What needs to be done
It is required that all of the data be written out exactly.
== == ==
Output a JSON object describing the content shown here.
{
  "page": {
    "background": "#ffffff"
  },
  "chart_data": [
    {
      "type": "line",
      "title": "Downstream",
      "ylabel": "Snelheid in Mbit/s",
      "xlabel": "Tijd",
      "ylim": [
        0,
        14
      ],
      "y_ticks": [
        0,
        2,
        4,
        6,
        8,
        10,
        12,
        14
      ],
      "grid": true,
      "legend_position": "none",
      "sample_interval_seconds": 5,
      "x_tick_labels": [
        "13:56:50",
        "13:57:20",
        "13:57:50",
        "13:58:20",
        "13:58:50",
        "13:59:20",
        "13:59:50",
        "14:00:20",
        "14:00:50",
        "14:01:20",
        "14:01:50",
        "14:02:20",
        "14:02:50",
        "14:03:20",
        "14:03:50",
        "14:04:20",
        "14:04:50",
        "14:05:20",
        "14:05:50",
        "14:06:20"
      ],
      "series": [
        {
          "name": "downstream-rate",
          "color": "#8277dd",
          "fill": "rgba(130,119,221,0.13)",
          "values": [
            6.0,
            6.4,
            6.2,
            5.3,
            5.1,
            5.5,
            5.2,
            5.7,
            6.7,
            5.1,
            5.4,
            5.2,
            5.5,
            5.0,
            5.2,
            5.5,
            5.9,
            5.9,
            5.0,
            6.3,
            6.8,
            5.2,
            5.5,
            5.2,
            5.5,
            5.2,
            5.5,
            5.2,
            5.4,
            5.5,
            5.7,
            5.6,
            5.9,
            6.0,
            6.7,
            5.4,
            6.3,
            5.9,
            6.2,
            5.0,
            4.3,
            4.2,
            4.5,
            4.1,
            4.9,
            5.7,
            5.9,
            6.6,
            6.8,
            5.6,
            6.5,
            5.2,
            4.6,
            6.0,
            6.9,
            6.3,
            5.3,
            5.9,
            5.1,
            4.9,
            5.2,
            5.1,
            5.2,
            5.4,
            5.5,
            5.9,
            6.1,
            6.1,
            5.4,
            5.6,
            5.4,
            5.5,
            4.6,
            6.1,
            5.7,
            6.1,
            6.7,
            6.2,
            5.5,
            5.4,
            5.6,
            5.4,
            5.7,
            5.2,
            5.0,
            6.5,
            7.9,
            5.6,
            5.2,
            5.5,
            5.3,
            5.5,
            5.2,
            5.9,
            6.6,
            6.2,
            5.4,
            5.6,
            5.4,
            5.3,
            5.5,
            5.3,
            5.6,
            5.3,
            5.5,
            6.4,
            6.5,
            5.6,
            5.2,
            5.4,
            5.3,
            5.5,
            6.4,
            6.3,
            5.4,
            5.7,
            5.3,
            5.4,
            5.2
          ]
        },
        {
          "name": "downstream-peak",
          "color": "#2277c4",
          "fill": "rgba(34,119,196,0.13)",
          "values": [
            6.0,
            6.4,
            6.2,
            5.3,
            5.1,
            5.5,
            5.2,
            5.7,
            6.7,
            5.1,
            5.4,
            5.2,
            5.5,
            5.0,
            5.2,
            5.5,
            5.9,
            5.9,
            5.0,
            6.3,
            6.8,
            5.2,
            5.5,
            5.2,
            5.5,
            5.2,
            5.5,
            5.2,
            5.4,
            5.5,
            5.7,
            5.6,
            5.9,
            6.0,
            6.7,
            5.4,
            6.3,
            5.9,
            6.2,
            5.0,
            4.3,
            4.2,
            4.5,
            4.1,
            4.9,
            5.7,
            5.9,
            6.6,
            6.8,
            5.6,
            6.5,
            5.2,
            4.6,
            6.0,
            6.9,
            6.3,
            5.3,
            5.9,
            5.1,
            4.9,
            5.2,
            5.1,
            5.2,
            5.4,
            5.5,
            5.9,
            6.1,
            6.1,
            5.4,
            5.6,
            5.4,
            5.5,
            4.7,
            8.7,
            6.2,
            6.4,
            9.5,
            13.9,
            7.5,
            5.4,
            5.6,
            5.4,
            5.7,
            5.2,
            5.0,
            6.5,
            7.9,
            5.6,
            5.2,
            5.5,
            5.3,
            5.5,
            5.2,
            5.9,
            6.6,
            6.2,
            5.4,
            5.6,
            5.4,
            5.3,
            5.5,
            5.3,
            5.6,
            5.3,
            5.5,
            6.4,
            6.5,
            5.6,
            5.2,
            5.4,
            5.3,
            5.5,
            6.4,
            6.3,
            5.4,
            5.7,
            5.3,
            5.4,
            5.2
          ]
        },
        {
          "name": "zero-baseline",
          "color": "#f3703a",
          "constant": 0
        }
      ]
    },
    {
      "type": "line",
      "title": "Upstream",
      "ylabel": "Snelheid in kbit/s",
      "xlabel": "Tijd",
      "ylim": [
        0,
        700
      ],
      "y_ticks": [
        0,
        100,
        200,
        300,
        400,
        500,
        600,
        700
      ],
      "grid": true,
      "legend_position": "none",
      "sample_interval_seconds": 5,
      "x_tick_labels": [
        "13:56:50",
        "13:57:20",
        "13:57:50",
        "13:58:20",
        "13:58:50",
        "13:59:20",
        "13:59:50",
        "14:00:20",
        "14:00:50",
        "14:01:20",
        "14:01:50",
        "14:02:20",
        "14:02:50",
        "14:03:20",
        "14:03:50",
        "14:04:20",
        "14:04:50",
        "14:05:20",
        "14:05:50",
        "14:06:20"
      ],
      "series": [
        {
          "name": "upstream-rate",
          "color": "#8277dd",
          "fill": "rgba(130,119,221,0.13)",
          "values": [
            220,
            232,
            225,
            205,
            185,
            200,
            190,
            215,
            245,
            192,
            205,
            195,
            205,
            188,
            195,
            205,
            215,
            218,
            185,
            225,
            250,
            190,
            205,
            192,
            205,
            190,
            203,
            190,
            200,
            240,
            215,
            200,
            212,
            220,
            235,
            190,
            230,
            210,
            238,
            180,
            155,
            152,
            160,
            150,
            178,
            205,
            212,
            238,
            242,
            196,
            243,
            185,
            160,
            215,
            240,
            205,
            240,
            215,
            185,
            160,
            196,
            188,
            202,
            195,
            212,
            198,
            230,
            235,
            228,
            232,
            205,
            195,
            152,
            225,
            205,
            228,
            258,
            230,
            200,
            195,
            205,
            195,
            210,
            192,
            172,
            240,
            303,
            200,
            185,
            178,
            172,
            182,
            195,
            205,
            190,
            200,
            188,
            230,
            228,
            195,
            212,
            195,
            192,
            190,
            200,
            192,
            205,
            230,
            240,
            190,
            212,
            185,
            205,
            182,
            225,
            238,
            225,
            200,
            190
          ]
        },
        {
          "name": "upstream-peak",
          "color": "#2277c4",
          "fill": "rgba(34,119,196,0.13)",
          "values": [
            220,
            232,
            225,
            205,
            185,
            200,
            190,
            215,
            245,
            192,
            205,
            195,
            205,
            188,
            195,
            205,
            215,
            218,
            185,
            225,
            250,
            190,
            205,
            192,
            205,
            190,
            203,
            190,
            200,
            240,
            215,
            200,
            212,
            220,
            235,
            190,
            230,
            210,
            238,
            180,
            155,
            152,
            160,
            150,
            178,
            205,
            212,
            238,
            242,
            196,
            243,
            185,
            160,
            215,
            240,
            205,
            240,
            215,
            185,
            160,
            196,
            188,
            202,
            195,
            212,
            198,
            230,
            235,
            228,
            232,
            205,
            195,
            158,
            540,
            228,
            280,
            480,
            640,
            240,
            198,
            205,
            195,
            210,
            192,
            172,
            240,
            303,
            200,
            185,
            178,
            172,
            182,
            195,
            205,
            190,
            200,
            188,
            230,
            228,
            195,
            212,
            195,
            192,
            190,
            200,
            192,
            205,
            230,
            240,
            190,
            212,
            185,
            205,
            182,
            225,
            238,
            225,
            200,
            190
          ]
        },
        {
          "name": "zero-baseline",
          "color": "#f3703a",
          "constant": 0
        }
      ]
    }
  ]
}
== == ==
Solution to this problem
Output a JSON object describing the content shown here.
{
  "page": {
    "background": "#ffffff"
  },
  "chart_data": [
    {
      "type": "line",
      "title": "Downstream",
      "ylabel": "Snelheid in Mbit/s",
      "xlabel": "Tijd",
      "ylim": [
        0,
        14
      ],
      "y_ticks": [
        0,
        2,
        4,
        6,
        8,
        10,
        12,
        14
      ],
      "grid": true,
      "legend_position": "none",
      "sample_interval_seconds": 5,
      "x_tick_labels": [
        "13:56:50",
        "13:57:20",
        "13:57:50",
        "13:58:20",
        "13:58:50",
        "13:59:20",
        "13:59:50",
        "14:00:20",
        "14:00:50",
        "14:01:20",
        "14:01:50",
        "14:02:20",
        "14:02:50",
        "14:03:20",
        "14:03:50",
        "14:04:20",
        "14:04:50",
        "14:05:20",
        "14:05:50",
        "14:06:20"
      ],
      "series": [
        {
          "name": "downstream-rate",
          "color": "#8277dd",
          "fill": "rgba(130,119,221,0.13)",
          "values": [
            6.0,
            6.4,
            6.2,
            5.3,
            5.1,
            5.5,
            5.2,
            5.7,
            6.7,
            5.1,
            5.4,
            5.2,
            5.5,
            5.0,
            5.2,
            5.5,
            5.9,
            5.9,
            5.0,
            6.3,
            6.8,
            5.2,
            5.5,
            5.2,
            5.5,
            5.2,
            5.5,
            5.2,
            5.4,
            5.5,
            5.7,
            5.6,
            5.9,
            6.0,
            6.7,
            5.4,
            6.3,
            5.9,
            6.2,
            5.0,
            4.3,
            4.2,
            4.5,
            4.1,
            4.9,
            5.7,
            5.9,
            6.6,
            6.8,
            5.6,
            6.5,
            5.2,
            4.6,
            6.0,
            6.9,
            6.3,
            5.3,
            5.9,
            5.1,
            4.9,
            5.2,
            5.1,
            5.2,
            5.4,
            5.5,
            5.9,
            6.1,
            6.1,
            5.4,
            5.6,
            5.4,
            5.5,
            4.6,
            6.1,
            5.7,
            6.1,
            6.7,
            6.2,
            5.5,
            5.4,
            5.6,
            5.4,
            5.7,
            5.2,
            5.0,
            6.5,
            7.9,
            5.6,
            5.2,
            5.5,
            5.3,
            5.5,
            5.2,
            5.9,
            6.6,
            6.2,
            5.4,
            5.6,
            5.4,
            5.3,
            5.5,
            5.3,
            5.6,
            5.3,
            5.5,
            6.4,
            6.5,
            5.6,
            5.2,
            5.4,
            5.3,
            5.5,
            6.4,
            6.3,
            5.4,
            5.7,
            5.3,
            5.4,
            5.2
          ]
        },
        {
          "name": "downstream-peak",
          "color": "#2277c4",
          "fill": "rgba(34,119,196,0.13)",
          "values": [
            6.0,
            6.4,
            6.2,
            5.3,
            5.1,
            5.5,
            5.2,
            5.7,
            6.7,
            5.1,
            5.4,
            5.2,
            5.5,
            5.0,
            5.2,
            5.5,
            5.9,
            5.9,
            5.0,
            6.3,
            6.8,
            5.2,
            5.5,
            5.2,
            5.5,
            5.2,
            5.5,
            5.2,
            5.4,
            5.5,
            5.7,
            5.6,
            5.9,
            6.0,
            6.7,
            5.4,
            6.3,
            5.9,
            6.2,
            5.0,
            4.3,
            4.2,
            4.5,
            4.1,
            4.9,
            5.7,
            5.9,
            6.6,
            6.8,
            5.6,
            6.5,
            5.2,
            4.6,
            6.0,
            6.9,
            6.3,
            5.3,
            5.9,
            5.1,
            4.9,
            5.2,
            5.1,
            5.2,
            5.4,
            5.5,
            5.9,
            6.1,
            6.1,
            5.4,
            5.6,
            5.4,
            5.5,
            4.7,
            8.7,
            6.2,
            6.4,
            9.5,
            13.9,
            7.5,
            5.4,
            5.6,
            5.4,
            5.7,
            5.2,
            5.0,
            6.5,
            7.9,
            5.6,
            5.2,
            5.5,
            5.3,
            5.5,
            5.2,
            5.9,
            6.6,
            6.2,
            5.4,
            5.6,
            5.4,
            5.3,
            5.5,
            5.3,
            5.6,
            5.3,
            5.5,
            6.4,
            6.5,
            5.6,
            5.2,
            5.4,
            5.3,
            5.5,
            6.4,
            6.3,
            5.4,
            5.7,
            5.3,
            5.4,
            5.2
          ]
        },
        {
          "name": "zero-baseline",
          "color": "#f3703a",
          "constant": 0
        }
      ]
    },
    {
      "type": "line",
      "title": "Upstream",
      "ylabel": "Snelheid in kbit/s",
      "xlabel": "Tijd",
      "ylim": [
        0,
        700
      ],
      "y_ticks": [
        0,
        100,
        200,
        300,
        400,
        500,
        600,
        700
      ],
      "grid": true,
      "legend_position": "none",
      "sample_interval_seconds": 5,
      "x_tick_labels": [
        "13:56:50",
        "13:57:20",
        "13:57:50",
        "13:58:20",
        "13:58:50",
        "13:59:20",
        "13:59:50",
        "14:00:20",
        "14:00:50",
        "14:01:20",
        "14:01:50",
        "14:02:20",
        "14:02:50",
        "14:03:20",
        "14:03:50",
        "14:04:20",
        "14:04:50",
        "14:05:20",
        "14:05:50",
        "14:06:20"
      ],
      "series": [
        {
          "name": "upstream-rate",
          "color": "#8277dd",
          "fill": "rgba(130,119,221,0.13)",
          "values": [
            220,
            232,
            225,
            205,
            185,
            200,
            190,
            215,
            245,
            192,
            205,
            195,
            205,
            188,
            195,
            205,
            215,
            218,
            185,
            225,
            250,
            190,
            205,
            192,
            205,
            190,
            203,
            190,
            200,
            240,
            215,
            200,
            212,
            220,
            235,
            190,
            230,
            210,
            238,
            180,
            155,
            152,
            160,
            150,
            178,
            205,
            212,
            238,
            242,
            196,
            243,
            185,
            160,
            215,
            240,
            205,
            240,
            215,
            185,
            160,
            196,
            188,
            202,
            195,
            212,
            198,
            230,
            235,
            228,
            232,
            205,
            195,
            152,
            225,
            205,
            228,
            258,
            230,
            200,
            195,
            205,
            195,
            210,
            192,
            172,
            240,
            303,
            200,
            185,
            178,
            172,
            182,
            195,
            205,
            190,
            200,
            188,
            230,
            228,
            195,
            212,
            195,
            192,
            190,
            200,
            192,
            205,
            230,
            240,
            190,
            212,
            185,
            205,
            182,
            225,
            238,
            225,
            200,
            190
          ]
        },
        {
          "name": "upstream-peak",
          "color": "#2277c4",
          "fill": "rgba(34,119,196,0.13)",
          "values": [
            220,
            232,
            225,
            205,
            185,
            200,
            190,
            215,
            245,
            192,
            205,
            195,
            205,
            188,
            195,
            205,
            215,
            218,
            185,
            225,
            250,
            190,
            205,
            192,
            205,
            190,
            203,
            190,
            200,
            240,
            215,
            200,
            212,
            220,
            235,
            190,
            230,
            210,
            238,
            180,
            155,
            152,
            160,
            150,
            178,
            205,
            212,
            238,
            242,
            196,
            243,
            185,
            160,
            215,
            240,
            205,
            240,
            215,
            185,
            160,
            196,
            188,
            202,
            195,
            212,
            198,
            230,
            235,
            228,
            232,
            205,
            195,
            158,
            540,
            228,
            280,
            480,
            640,
            240,
            198,
            205,
            195,
            210,
            192,
            172,
            240,
            303,
            200,
            185,
            178,
            172,
            182,
            195,
            205,
            190,
            200,
            188,
            230,
            228,
            195,
            212,
            195,
            192,
            190,
            200,
            192,
            205,
            230,
            240,
            190,
            212,
            185,
            205,
            182,
            225,
            238,
            225,
            200,
            190
          ]
        },
        {
          "name": "zero-baseline",
          "color": "#f3703a",
          "constant": 0
        }
      ]
    }
  ]
}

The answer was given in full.